Items from a figure collection:
++++++
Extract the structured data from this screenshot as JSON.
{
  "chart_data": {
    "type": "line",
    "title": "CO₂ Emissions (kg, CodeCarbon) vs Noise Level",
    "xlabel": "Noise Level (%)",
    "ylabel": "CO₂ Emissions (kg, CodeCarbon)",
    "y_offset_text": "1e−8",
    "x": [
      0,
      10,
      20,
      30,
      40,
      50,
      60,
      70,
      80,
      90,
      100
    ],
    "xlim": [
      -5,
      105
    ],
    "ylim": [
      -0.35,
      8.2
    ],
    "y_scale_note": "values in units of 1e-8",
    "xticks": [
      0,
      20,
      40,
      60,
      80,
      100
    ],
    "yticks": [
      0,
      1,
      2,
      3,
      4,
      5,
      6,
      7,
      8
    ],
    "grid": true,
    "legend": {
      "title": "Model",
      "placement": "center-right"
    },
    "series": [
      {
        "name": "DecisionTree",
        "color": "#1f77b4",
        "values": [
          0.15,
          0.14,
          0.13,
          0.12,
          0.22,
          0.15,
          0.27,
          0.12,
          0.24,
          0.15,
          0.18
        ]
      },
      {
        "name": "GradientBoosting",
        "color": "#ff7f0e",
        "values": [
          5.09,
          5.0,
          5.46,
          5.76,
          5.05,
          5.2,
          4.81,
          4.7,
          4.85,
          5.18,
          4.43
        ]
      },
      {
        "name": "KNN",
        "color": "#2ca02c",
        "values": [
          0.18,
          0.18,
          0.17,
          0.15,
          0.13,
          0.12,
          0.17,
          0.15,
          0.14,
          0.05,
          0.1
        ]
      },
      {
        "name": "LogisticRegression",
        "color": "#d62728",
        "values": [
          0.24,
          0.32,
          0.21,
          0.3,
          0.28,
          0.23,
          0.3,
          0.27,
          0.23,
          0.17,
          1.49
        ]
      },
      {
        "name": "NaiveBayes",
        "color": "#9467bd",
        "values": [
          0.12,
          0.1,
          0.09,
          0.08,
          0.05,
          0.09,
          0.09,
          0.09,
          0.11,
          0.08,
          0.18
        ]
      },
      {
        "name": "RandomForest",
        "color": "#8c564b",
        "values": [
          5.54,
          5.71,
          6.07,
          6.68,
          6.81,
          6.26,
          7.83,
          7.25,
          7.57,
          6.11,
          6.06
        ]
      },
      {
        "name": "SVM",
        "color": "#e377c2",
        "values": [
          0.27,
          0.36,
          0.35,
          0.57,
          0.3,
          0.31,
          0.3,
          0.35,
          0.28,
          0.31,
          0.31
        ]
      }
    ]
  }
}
++++++
# Short task
Copy all lines from the material that contain "color".

# The result
        "color": "#1f77b4",
        "color": "#ff7f0e",
        "color": "#2ca02c",
        "color": "#d62728",
        "color": "#9467bd",
        "color": "#8c564b",
        "color": "#e377c2",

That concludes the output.